* **What is needed**
Copy the data word for word, keeping every line.

Start Data shown

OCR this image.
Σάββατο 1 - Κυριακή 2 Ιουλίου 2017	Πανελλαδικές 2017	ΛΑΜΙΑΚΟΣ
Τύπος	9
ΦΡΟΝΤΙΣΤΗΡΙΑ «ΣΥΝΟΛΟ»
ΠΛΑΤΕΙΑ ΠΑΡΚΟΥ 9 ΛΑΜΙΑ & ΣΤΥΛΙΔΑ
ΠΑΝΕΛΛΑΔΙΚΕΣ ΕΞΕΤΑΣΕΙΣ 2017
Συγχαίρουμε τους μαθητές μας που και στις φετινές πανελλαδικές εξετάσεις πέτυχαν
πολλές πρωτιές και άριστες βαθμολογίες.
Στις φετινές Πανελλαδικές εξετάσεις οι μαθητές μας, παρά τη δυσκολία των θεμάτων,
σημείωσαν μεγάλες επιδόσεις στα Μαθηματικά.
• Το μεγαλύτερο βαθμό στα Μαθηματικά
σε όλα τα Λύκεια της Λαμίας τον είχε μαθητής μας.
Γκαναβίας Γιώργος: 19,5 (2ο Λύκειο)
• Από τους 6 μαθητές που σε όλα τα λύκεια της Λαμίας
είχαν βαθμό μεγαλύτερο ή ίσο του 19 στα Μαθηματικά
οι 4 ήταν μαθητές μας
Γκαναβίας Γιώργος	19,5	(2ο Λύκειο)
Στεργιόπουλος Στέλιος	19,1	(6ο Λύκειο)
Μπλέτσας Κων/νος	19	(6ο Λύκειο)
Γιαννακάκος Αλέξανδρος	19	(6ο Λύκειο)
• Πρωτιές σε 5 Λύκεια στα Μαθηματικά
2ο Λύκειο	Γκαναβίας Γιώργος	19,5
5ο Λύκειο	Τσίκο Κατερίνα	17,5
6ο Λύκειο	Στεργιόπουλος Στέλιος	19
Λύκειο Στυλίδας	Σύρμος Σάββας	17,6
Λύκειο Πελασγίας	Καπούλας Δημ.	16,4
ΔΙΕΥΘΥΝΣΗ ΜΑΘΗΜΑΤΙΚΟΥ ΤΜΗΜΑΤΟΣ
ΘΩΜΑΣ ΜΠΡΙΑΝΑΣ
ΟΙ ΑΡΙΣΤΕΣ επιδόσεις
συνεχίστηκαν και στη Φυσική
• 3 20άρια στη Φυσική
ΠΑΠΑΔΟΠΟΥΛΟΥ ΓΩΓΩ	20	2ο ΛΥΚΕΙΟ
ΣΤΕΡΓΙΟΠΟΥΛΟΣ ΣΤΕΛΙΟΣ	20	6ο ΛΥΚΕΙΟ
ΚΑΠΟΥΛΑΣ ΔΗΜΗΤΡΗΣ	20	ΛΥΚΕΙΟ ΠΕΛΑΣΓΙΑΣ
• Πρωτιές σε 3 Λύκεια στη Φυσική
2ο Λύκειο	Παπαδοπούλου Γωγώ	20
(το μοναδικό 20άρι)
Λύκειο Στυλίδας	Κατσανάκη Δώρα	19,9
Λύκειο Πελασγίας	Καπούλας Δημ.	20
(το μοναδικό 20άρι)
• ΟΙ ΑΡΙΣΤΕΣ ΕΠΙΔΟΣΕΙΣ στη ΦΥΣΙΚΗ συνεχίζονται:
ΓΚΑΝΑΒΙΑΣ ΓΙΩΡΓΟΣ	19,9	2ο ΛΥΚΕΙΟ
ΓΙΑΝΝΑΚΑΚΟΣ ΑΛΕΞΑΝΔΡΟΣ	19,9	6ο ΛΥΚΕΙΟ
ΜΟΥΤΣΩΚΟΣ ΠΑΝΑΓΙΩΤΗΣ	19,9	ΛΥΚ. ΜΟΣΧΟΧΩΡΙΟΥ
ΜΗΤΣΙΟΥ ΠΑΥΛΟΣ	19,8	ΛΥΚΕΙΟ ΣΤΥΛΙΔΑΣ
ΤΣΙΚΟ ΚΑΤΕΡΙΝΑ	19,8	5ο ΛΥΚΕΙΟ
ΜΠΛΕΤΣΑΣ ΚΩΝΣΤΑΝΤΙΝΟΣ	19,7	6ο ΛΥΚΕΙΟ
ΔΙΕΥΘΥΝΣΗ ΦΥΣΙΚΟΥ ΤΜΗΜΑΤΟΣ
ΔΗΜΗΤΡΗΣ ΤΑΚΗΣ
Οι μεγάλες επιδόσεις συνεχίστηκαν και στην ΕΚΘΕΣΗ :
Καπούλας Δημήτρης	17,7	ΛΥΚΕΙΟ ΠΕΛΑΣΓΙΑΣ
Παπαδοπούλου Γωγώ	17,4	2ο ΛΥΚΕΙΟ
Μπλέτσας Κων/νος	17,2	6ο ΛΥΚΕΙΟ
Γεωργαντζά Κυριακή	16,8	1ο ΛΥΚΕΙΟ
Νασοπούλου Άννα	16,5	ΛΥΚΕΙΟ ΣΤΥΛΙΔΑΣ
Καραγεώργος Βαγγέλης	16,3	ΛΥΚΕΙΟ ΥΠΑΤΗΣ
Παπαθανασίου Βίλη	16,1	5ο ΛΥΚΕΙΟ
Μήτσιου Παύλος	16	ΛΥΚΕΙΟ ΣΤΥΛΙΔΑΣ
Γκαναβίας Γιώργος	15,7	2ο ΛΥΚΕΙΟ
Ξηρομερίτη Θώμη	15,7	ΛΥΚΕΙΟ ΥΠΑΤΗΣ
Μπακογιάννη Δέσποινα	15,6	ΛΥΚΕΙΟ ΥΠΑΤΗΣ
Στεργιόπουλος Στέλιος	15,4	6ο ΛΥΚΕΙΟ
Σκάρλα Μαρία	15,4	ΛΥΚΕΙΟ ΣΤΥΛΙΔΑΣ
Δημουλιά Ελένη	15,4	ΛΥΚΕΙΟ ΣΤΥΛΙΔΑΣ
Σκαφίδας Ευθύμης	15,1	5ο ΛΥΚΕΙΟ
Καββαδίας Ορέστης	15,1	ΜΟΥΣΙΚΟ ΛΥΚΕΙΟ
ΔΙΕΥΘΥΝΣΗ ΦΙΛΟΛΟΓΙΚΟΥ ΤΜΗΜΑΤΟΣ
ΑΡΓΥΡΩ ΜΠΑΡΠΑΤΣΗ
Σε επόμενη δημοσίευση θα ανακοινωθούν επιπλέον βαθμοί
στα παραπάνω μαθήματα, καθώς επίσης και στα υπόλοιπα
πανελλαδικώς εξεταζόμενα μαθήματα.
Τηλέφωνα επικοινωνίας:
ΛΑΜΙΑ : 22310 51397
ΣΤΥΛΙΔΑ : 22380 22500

End Data shown

* **Expected answer**
OCR this image.
Σάββατο 1 - Κυριακή 2 Ιουλίου 2017	Πανελλαδικές 2017	ΛΑΜΙΑΚΟΣ
Τύπος	9
ΦΡΟΝΤΙΣΤΗΡΙΑ «ΣΥΝΟΛΟ»
ΠΛΑΤΕΙΑ ΠΑΡΚΟΥ 9 ΛΑΜΙΑ & ΣΤΥΛΙΔΑ
ΠΑΝΕΛΛΑΔΙΚΕΣ ΕΞΕΤΑΣΕΙΣ 2017
Συγχαίρουμε τους μαθητές μας που και στις φετινές πανελλαδικές εξετάσεις πέτυχαν
πολλές πρωτιές και άριστες βαθμολογίες.
Στις φετινές Πανελλαδικές εξετάσεις οι μαθητές μας, παρά τη δυσκολία των θεμάτων,
σημείωσαν μεγάλες επιδόσεις στα Μαθηματικά.
• Το μεγαλύτερο βαθμό στα Μαθηματικά
σε όλα τα Λύκεια της Λαμίας τον είχε μαθητής μας.
Γκαναβίας Γιώργος: 19,5 (2ο Λύκειο)
• Από τους 6 μαθητές που σε όλα τα λύκεια της Λαμίας
είχαν βαθμό μεγαλύτερο ή ίσο του 19 στα Μαθηματικά
οι 4 ήταν μαθητές μας
Γκαναβίας Γιώργος	19,5	(2ο Λύκειο)
Στεργιόπουλος Στέλιος	19,1	(6ο Λύκειο)
Μπλέτσας Κων/νος	19	(6ο Λύκειο)
Γιαννακάκος Αλέξανδρος	19	(6ο Λύκειο)
• Πρωτιές σε 5 Λύκεια στα Μαθηματικά
2ο Λύκειο	Γκαναβίας Γιώργος	19,5
5ο Λύκειο	Τσίκο Κατερίνα	17,5
6ο Λύκειο	Στεργιόπουλος Στέλιος	19
Λύκειο Στυλίδας	Σύρμος Σάββας	17,6
Λύκειο Πελασγίας	Καπούλας Δημ.	16,4
ΔΙΕΥΘΥΝΣΗ ΜΑΘΗΜΑΤΙΚΟΥ ΤΜΗΜΑΤΟΣ
ΘΩΜΑΣ ΜΠΡΙΑΝΑΣ
ΟΙ ΑΡΙΣΤΕΣ επιδόσεις
συνεχίστηκαν και στη Φυσική
• 3 20άρια στη Φυσική
ΠΑΠΑΔΟΠΟΥΛΟΥ ΓΩΓΩ	20	2ο ΛΥΚΕΙΟ
ΣΤΕΡΓΙΟΠΟΥΛΟΣ ΣΤΕΛΙΟΣ	20	6ο ΛΥΚΕΙΟ
ΚΑΠΟΥΛΑΣ ΔΗΜΗΤΡΗΣ	20	ΛΥΚΕΙΟ ΠΕΛΑΣΓΙΑΣ
• Πρωτιές σε 3 Λύκεια στη Φυσική
2ο Λύκειο	Παπαδοπούλου Γωγώ	20
(το μοναδικό 20άρι)
Λύκειο Στυλίδας	Κατσανάκη Δώρα	19,9
Λύκειο Πελασγίας	Καπούλας Δημ.	20
(το μοναδικό 20άρι)
• ΟΙ ΑΡΙΣΤΕΣ ΕΠΙΔΟΣΕΙΣ στη ΦΥΣΙΚΗ συνεχίζονται:
ΓΚΑΝΑΒΙΑΣ ΓΙΩΡΓΟΣ	19,9	2ο ΛΥΚΕΙΟ
ΓΙΑΝΝΑΚΑΚΟΣ ΑΛΕΞΑΝΔΡΟΣ	19,9	6ο ΛΥΚΕΙΟ
ΜΟΥΤΣΩΚΟΣ ΠΑΝΑΓΙΩΤΗΣ	19,9	ΛΥΚ. ΜΟΣΧΟΧΩΡΙΟΥ
ΜΗΤΣΙΟΥ ΠΑΥΛΟΣ	19,8	ΛΥΚΕΙΟ ΣΤΥΛΙΔΑΣ
ΤΣΙΚΟ ΚΑΤΕΡΙΝΑ	19,8	5ο ΛΥΚΕΙΟ
ΜΠΛΕΤΣΑΣ ΚΩΝΣΤΑΝΤΙΝΟΣ	19,7	6ο ΛΥΚΕΙΟ
ΔΙΕΥΘΥΝΣΗ ΦΥΣΙΚΟΥ ΤΜΗΜΑΤΟΣ
ΔΗΜΗΤΡΗΣ ΤΑΚΗΣ
Οι μεγάλες επιδόσεις συνεχίστηκαν και στην ΕΚΘΕΣΗ :
Καπούλας Δημήτρης	17,7	ΛΥΚΕΙΟ ΠΕΛΑΣΓΙΑΣ
Παπαδοπούλου Γωγώ	17,4	2ο ΛΥΚΕΙΟ
Μπλέτσας Κων/νος	17,2	6ο ΛΥΚΕΙΟ
Γεωργαντζά Κυριακή	16,8	1ο ΛΥΚΕΙΟ
Νασοπούλου Άννα	16,5	ΛΥΚΕΙΟ ΣΤΥΛΙΔΑΣ
Καραγεώργος Βαγγέλης	16,3	ΛΥΚΕΙΟ ΥΠΑΤΗΣ
Παπαθανασίου Βίλη	16,1	5ο ΛΥΚΕΙΟ
Μήτσιου Παύλος	16	ΛΥΚΕΙΟ ΣΤΥΛΙΔΑΣ
Γκαναβίας Γιώργος	15,7	2ο ΛΥΚΕΙΟ
Ξηρομερίτη Θώμη	15,7	ΛΥΚΕΙΟ ΥΠΑΤΗΣ
Μπακογιάννη Δέσποινα	15,6	ΛΥΚΕΙΟ ΥΠΑΤΗΣ
Στεργιόπουλος Στέλιος	15,4	6ο ΛΥΚΕΙΟ
Σκάρλα Μαρία	15,4	ΛΥΚΕΙΟ ΣΤΥΛΙΔΑΣ
Δημουλιά Ελένη	15,4	ΛΥΚΕΙΟ ΣΤΥΛΙΔΑΣ
Σκαφίδας Ευθύμης	15,1	5ο ΛΥΚΕΙΟ
Καββαδίας Ορέστης	15,1	ΜΟΥΣΙΚΟ ΛΥΚΕΙΟ
ΔΙΕΥΘΥΝΣΗ ΦΙΛΟΛΟΓΙΚΟΥ ΤΜΗΜΑΤΟΣ
ΑΡΓΥΡΩ ΜΠΑΡΠΑΤΣΗ
Σε επόμενη δημοσίευση θα ανακοινωθούν επιπλέον βαθμοί
στα παραπάνω μαθήματα, καθώς επίσης και στα υπόλοιπα
πανελλαδικώς εξεταζόμενα μαθήματα.
Τηλέφωνα επικοινωνίας:
ΛΑΜΙΑ : 22310 51397
ΣΤΥΛΙΔΑ : 22380 22500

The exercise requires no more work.